Councilmember Rick Cole launched his new “City Talk” webinar series this week with a timely and provocative conversation featuring Catherine Bracy, CEO of TechEquity and author of “World Eaters: How Venture Capital Is Cannibalizing the Economy.”
Bracy, a civic technologist who has spent years researching the intersection of technology and inequality, offered a blunt thesis early in the conversation: “The shortest possible version is, it’s not the technology. It’s the capital.”
The hour-long discussion explored how the modern venture capital model is reshaping the economy — often in ways that undermine stable employment, limit pathways to homeownership, and narrow opportunities for entrepreneurs whose ideas don’t fit the high-growth “unicorn” template.
Her argument challenges the widespread assumption that technological disruption itself is responsible for social upheaval. Instead, she contends that the financial structures driving innovation deserve closer scrutiny.
Bracy explained that venture capital historically funded risky, early-stage innovation but has evolved into a system increasingly driven by the pursuit of outsized returns.
The industry selects startups according to the “power law,” meaning a tiny number of astronomical successes must compensate for the many companies that fail.
This dynamic fuels a culture of “winner takes all” competition and “breakneck growth,” which she argues can distort corporate priorities and societal outcomes.
As Bracy noted elsewhere, venture capital has become “too obsessed with raking in short-term results and rapid growth at any cost,” a pattern she says has distorted industries ranging from food delivery to housing.
During the webinar, the conversation turned to how this emphasis on speed and scale affects workers.
Research from TechEquity found the VC model can “exploit workers” and harm the broader economy, underscoring how financial incentives shape employment practices.
Rather than supporting durable companies with predictable career ladders, investors often prioritize hypergrowth — a strategy that can result in layoffs, contract work, and volatility once market expectations shift.
The discussion also addressed the connection between venture-backed tech expansion and rising housing costs — a topic with particular resonance in California.
According to TechEquity’s research, venture capital is “impacting the health of our economy by exacerbating the housing crisis.”
Bracy argues that the downstream effects are felt not only by renters but by aspiring homeowners who find themselves priced out of markets reshaped by high-salary tech growth and investor-driven development patterns.
The broader concern, she suggested, is structural: when capital chases exponential returns, it can unintentionally reinforce wealth inequality and leave communities struggling to keep pace.
Perhaps the most animated segment of the conversation centered on entrepreneurship.
“If you’re an entrepreneur with a great idea that doesn’t fit the venture model, you have two choices,” Bracy has written. “Take venture capital money and distort your business to chase growth you can’t sustain — or get no funding at all.”
That binary, she argues, discourages the creation of sustainable, community-oriented companies and channels investment toward speculative bets.
“The real problem isn’t the companies that VC funds — it’s the ones it doesn’t,” TechEquity summarizes from her research, warning that capital is siphoned away from practical solutions and into “the next speculative bubble.”
For local economies, the implications are significant: fewer small businesses built for longevity and more pressure to conform to a model designed for billion-dollar exits.
Bracy stressed that venture capital “is not a good fit for the majority of start-ups — and yet, there are too few options for early stage funding outside of VC dollars.”

Extracted material =>
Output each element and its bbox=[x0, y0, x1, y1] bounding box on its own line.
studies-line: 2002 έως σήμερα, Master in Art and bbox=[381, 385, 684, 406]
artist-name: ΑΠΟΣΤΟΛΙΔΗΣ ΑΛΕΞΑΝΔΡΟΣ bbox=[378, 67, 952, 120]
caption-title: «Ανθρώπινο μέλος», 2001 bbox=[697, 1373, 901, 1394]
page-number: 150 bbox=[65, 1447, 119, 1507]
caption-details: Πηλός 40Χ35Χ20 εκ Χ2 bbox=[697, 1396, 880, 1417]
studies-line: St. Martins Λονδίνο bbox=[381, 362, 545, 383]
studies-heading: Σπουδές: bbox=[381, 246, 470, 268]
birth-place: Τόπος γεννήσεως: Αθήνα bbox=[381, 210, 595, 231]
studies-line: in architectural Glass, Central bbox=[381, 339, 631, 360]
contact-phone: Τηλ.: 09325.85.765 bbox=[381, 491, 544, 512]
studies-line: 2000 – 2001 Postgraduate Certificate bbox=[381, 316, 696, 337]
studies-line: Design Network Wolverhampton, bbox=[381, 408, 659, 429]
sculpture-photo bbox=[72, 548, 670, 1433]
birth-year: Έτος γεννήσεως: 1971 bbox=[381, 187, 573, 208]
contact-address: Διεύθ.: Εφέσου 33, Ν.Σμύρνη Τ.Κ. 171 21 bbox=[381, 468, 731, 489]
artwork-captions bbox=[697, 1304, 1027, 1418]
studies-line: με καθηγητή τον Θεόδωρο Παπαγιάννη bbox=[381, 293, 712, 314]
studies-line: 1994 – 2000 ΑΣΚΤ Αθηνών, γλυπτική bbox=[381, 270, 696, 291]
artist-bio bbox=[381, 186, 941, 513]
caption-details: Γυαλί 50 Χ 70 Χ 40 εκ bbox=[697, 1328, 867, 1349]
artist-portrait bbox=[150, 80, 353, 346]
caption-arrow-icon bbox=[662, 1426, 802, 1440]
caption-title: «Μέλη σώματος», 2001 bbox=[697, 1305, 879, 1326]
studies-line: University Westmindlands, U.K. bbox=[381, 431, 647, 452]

Activity list =>
(1) In the article about the webinar, replace "power law" with "long-tail rule" in everything from "The industry selects" down to "and societal outcomes.", and give that stretch again.
(2) According to the article about the webinar, what outcomes can the hypergrowth strategy that investors often prioritize result in? List all of them.
(3) Summarize the article about the webinar in two sentences.
Rely on the article about the webinar alone for this work.

Solutions to the problems =>
(1)
The industry selects startups according to the “long-tail rule,” meaning a tiny number of astronomical successes must compensate for the many companies that fail.
This dynamic fuels a culture of “winner takes all” competition and “breakneck growth,” which she argues can distort corporate priorities and societal outcomes.

(2)
- layoffs
- contract work
- volatility once market expectations shift

(3) Councilmember Rick Cole opened his "City Talk" webinar series with Catherine Bracy, CEO of TechEquity, who argued that the venture capital model, not technology itself, drives social upheaval by chasing outsized returns and breakneck growth. The discussion linked that model to harm to workers, a worsening housing crisis, and too few funding options for entrepreneurs whose ideas do not fit the high-growth template.